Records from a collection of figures

* start *

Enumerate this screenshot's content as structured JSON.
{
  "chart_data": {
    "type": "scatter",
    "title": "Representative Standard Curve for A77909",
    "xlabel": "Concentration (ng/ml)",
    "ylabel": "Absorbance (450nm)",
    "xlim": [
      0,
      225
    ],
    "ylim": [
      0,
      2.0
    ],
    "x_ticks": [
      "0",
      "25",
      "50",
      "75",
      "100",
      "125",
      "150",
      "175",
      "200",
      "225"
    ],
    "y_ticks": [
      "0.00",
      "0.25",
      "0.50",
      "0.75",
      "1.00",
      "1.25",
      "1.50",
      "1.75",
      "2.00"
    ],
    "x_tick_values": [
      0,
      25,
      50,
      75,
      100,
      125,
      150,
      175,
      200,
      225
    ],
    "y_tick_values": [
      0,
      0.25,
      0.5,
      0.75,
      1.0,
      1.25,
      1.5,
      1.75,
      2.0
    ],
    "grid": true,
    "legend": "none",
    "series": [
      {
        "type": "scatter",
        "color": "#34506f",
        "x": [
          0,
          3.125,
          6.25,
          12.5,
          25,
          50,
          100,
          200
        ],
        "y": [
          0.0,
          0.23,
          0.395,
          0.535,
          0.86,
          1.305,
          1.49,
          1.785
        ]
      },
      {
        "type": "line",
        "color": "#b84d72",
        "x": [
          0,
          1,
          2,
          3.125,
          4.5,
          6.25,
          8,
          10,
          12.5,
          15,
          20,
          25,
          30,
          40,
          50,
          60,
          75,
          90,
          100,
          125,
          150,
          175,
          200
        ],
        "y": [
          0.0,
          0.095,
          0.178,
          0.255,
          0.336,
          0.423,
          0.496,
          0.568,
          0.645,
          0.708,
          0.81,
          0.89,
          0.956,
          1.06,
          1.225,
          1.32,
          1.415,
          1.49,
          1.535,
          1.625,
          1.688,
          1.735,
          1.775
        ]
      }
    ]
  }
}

* end *

*Written problem*.
Which lines contain the word "type"? Copy each one.

*Answer for this exercise*.
    "type": "scatter",
        "type": "scatter",
        "type": "line",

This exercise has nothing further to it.